• Excerpted text:
In [18]:
import os
import copy
import numpy as np
import pandas as pd
from datetime import datetime as dt

# Preparing Twitter and mobile phone data from plotting
This notebook prepares the metrics that were calculated in the notebooks before for plotting. All the different metrics are put in a similar fashion.

### Set Variables
Define the periods for onsets and offset.

In [19]:
sonoff1, sonoff2, sonoff3 = dt(2020, 4, 6), dt(2021, 4, 6), dt(2022, 4, 6)
eonoff1, eonoff2, eonoff3 = dt(2020, 6, 6), dt(2021, 6, 6), dt(2022, 6, 6)

sonoff1, sonoff2, sonoff3 = "20200406", "20210406", "20220406"
eonoff1, eonoff2, eonoff3 = "20200606", "20210606", "20220606"

pre_subset = "2020-10-01"

# Post-processing OD-matrices
First, the differet OD-matrices are normalized. For the study we need the matrices of the 3 on/offset periods and the matrix of the total study period for twitter and mobile phone data.

In [20]:
ods = {}

### Load in Twitter OD-Matrices

In [21]:
ods["total_twitter_od"] = np.load(r"data\movement_matrices\total\mm_20210603.npy")

### Load in mobile phone data OD-matrix
Load in the mobile phone data movement matrices

In [22]:
ods["total_mpd_od"] = np.load("data/movement_matrices/mobile_phone_data/total.npy")

### Normalize OD-matrices

In [23]:
def normalize(matrix, set_diag_to_0=True):
    if not matrix.shape[0] == matrix.shape[1]:
        raise ValueError("WRONG MATRIX SHAPE!!")
        
    for i in range(matrix.shape[0]):
        matrix[i,i] = 0
        
    return matrix / matrix.sum()

ods_norm = {}

# Overwrite the matrices with normalized matrices
for key, val in ods.items():
    ods_norm[key] = normalize(val)

### Write Normalized OD-Matrices

In [24]:
path = "data/post_processing/"

for key, val in ods_norm.items():
    np.save(path+key+"_normalized.npy", val)

# Post processing for temporal plots
All the metrics from the notebook before are generalized in three manners. Scaling (putting the data between 0 and 1 for comparability), normalizing (changing the values based on tweet amount) and a rolling average (one with 14 and one with 28 days).

The data is always scaled, however for experimatal purposes we also caluculated without normalizing or rolling averages. This is adressed in the paper and some example plots can also be found in its appendix.

Since the data seems to be influenced by the tweet volume, we also calculated alle the metrics with a fixed amount of tweets. So all the B-notebooks were calculated with a steady sample number of tweets depending on the rolling window size. E.g. for 7-days it was 1115 tweets. This represents the 98th percentile of rolling windows with more than this number of tweets. The effects of this are also discussed in the paper.

The main points in the paper however are made with the full tweet volume with scaling, without normalizating (since we could not find enough evidence that the data really is influenced by tweet volume to justify a normalization) and a 28 day moving average.

• Written exercise 1: According to the notebook on preparing Twitter and mobile phone data, how many tweets made up the fixed sample for a 7-day window?
• Written exercise 2: Decide whether each statement agrees with the notebook on preparing Twitter and mobile phone data: (a) The main points in the paper rely on a 28-day moving average. (b) The data is scaled only in some of the calculations. (c) The rolling averages use windows of 7 and 14 days.
• Written exercise 3: Pick up the notebook on preparing Twitter and mobile phone data after its final sentence, and continue it.

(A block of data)
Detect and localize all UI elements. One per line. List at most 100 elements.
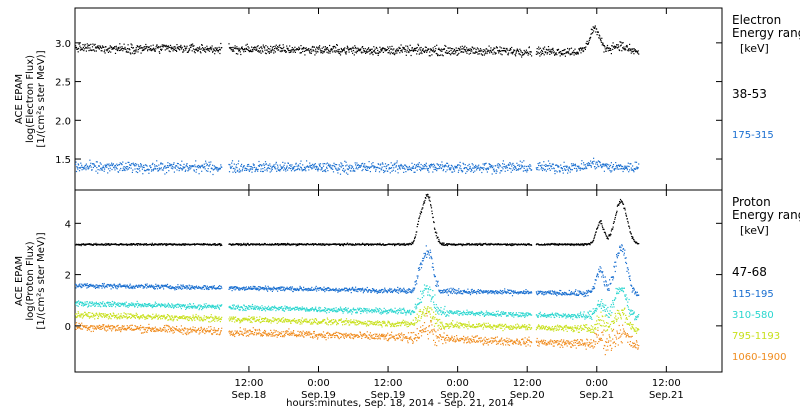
data-point: [404, 48, 406, 50]
data-point: [324, 170, 326, 172]
data-point: [386, 291, 388, 293]
data-point: [408, 165, 410, 168]
data-point: [502, 160, 504, 162]
data-point: [514, 290, 516, 292]
data-point: [178, 170, 180, 172]
data-point: [396, 48, 398, 50]
data-point: [415, 281, 417, 283]
data-point: [516, 162, 518, 164]
data-point: [415, 280, 417, 282]
data-point: [482, 290, 484, 292]
data-point: [182, 166, 184, 168]
data-point: [454, 50, 456, 52]
data-point: [371, 48, 373, 50]
data-point: [343, 288, 345, 290]
data-point: [389, 289, 391, 291]
data-point: [200, 165, 202, 167]
data-point: [271, 166, 273, 168]
data-point: [609, 235, 611, 237]
data-point: [469, 48, 471, 50]
data-point: [137, 286, 139, 288]
data-point: [620, 164, 622, 167]
data-point: [569, 167, 571, 169]
data-point: [326, 289, 328, 291]
data-point: [378, 167, 380, 169]
data-point: [488, 50, 490, 52]
data-point: [265, 53, 267, 55]
data-point: [101, 45, 104, 47]
data-point: [603, 170, 605, 172]
data-point: [270, 289, 272, 291]
data-point: [352, 52, 354, 54]
data-point: [438, 240, 440, 242]
data-point: [413, 240, 415, 242]
data-point: [621, 168, 623, 170]
data-point: [556, 295, 558, 297]
data-point: [448, 168, 450, 170]
data-point: [614, 218, 616, 220]
data-point: [119, 284, 121, 286]
data-point: [195, 286, 197, 288]
data-point: [561, 52, 563, 55]
data-point: [520, 50, 522, 52]
data-point: [354, 170, 356, 172]
data-point: [166, 286, 168, 288]
data-point: [428, 171, 430, 173]
data-point: [425, 197, 427, 199]
data-point: [119, 43, 121, 45]
data-point: [362, 162, 364, 164]
data-point: [594, 233, 596, 235]
data-point: [472, 292, 474, 294]
data-point: [143, 164, 145, 167]
data-point: [267, 48, 270, 50]
data-point: [368, 289, 370, 291]
data-point: [111, 165, 113, 167]
data-point: [267, 167, 269, 169]
data-point: [582, 293, 584, 295]
data-point: [349, 164, 351, 166]
data-point: [448, 290, 450, 292]
data-point: [95, 286, 97, 288]
data-point: [162, 46, 164, 48]
data-point: [598, 37, 600, 39]
data-point: [506, 291, 508, 293]
data-point: [600, 41, 602, 43]
data-point: [378, 171, 381, 173]
data-point: [454, 165, 456, 167]
data-point: [387, 170, 389, 172]
data-point: [375, 243, 377, 245]
data-point: [394, 288, 396, 290]
data-point: [366, 166, 368, 168]
data-point: [115, 167, 117, 169]
data-point: [601, 223, 603, 225]
data-point: [154, 50, 156, 52]
data-point: [238, 244, 240, 246]
data-point: [467, 48, 469, 50]
data-point: [219, 52, 221, 55]
data-point: [305, 288, 307, 290]
data-point: [547, 165, 549, 167]
data-point: [221, 47, 223, 49]
data-point: [235, 48, 237, 50]
data-point: [331, 165, 333, 167]
data-point: [214, 243, 216, 245]
data-point: [433, 49, 435, 51]
data-point: [131, 44, 133, 46]
data-point: [313, 244, 315, 246]
data-point: [390, 48, 392, 50]
data-point: [250, 166, 252, 168]
data-point: [543, 54, 545, 56]
data-point: [555, 170, 557, 172]
data-point: [247, 169, 249, 171]
data-point: [581, 49, 583, 51]
data-point: [381, 162, 384, 164]
data-point: [176, 46, 179, 48]
data-point: [518, 291, 520, 293]
data-point: [390, 291, 392, 293]
data-point: [462, 170, 464, 172]
data-point: [392, 49, 394, 51]
data-point: [511, 169, 514, 171]
data-point: [626, 46, 628, 48]
data-point: [314, 163, 316, 165]
data-point: [577, 294, 579, 296]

• Final result 1: 1115 tweets.

• Final result 2:
(a) Yes: "a 28 day moving average"
(b) No: "The data is always scaled"
(c) No: "one with 14 and one with 28 days"

• Final result 3:
### Load in twitter data

In [25]:
statistics_twitter = {}
# Load only subsets
p = "data/statistics/"
for file in [file for file in os.listdir(p) if ('days' in file)]:
    if 'statistics' in file and "notebookdemo" not in file:
        data = pd.read_csv(p+file)
        if str(data['start_date'][0])[-2:] == ".0":
            data['start_date'] = data['start_date'].apply(lambda x: dt.strptime(str(x), "%Y%m%d.0"))
        else:
            data['start_date'] = data['start_date'].apply(lambda x: dt.strptime(str(x), "%Y%m%d"))
        data['middle_date'] = data['middle_date'].apply(lambda x: dt.strptime(str(x), "%Y%m%d"))
        data = data.set_index('middle_date')
        data = data.drop(columns=["Unnamed: 1"])
        statistics_twitter[file.split("_")[1].split(".")[0]] = data

### Load in sample based twitter data

In [26]:
statistics_twitter_sample = {}
# Load only subsets
p = "data/sample_based_statistics/"
for file in [file for file in os.listdir(p) if ('days' in file)]:
    if 'statistics' in file:
        data = pd.read_csv(p+file)
        if str(data['start_date'][0])[-2:] == ".0":
            data['start_date'] = data['start_date'].apply(lambda x: dt.strptime(str(x), "%Y%m%d.0"))
        else:
            data['start_date'] = data['start_date'].apply(lambda x: dt.strptime(str(x), "%Y%m%d"))
        data['middle_date'] = data['middle_date'].apply(lambda x: dt.strptime(str(x), "%Y%m%d"))
        data = data.set_index('middle_date')
        data = data.drop(columns=["Unnamed: 1"])
        statistics_twitter_sample[file.split("_")[1].split(".")[0]] = data

### Load in mobile phone data
Load in the mpd metrics and rename the columns.

In [27]:
data_path = r"data\statistics\mobility_metrics_paper.csv"
mpd = pd.read_csv(data_path, sep=';', decimal=',')
mpd['date'] = mpd.date.apply(lambda x: dt.strptime(str(x), "%Y-%m-%d 00:00:00"))
mpd = mpd.set_index('date')

In [28]:
mpd.columns = ['number_unique_users', 'weekly citywide penetration rate', 'no_real_movements', 'jl_simple_means_over_user_means',\
                  'graph_modularity', 'rel_tweets_in_residential_areas', 'mean_rog']

### Define functions
We define the functions for scaling and normalizing.
MPD contains a series of zeros, which were replaced witt nan values to avoid distorting the graph.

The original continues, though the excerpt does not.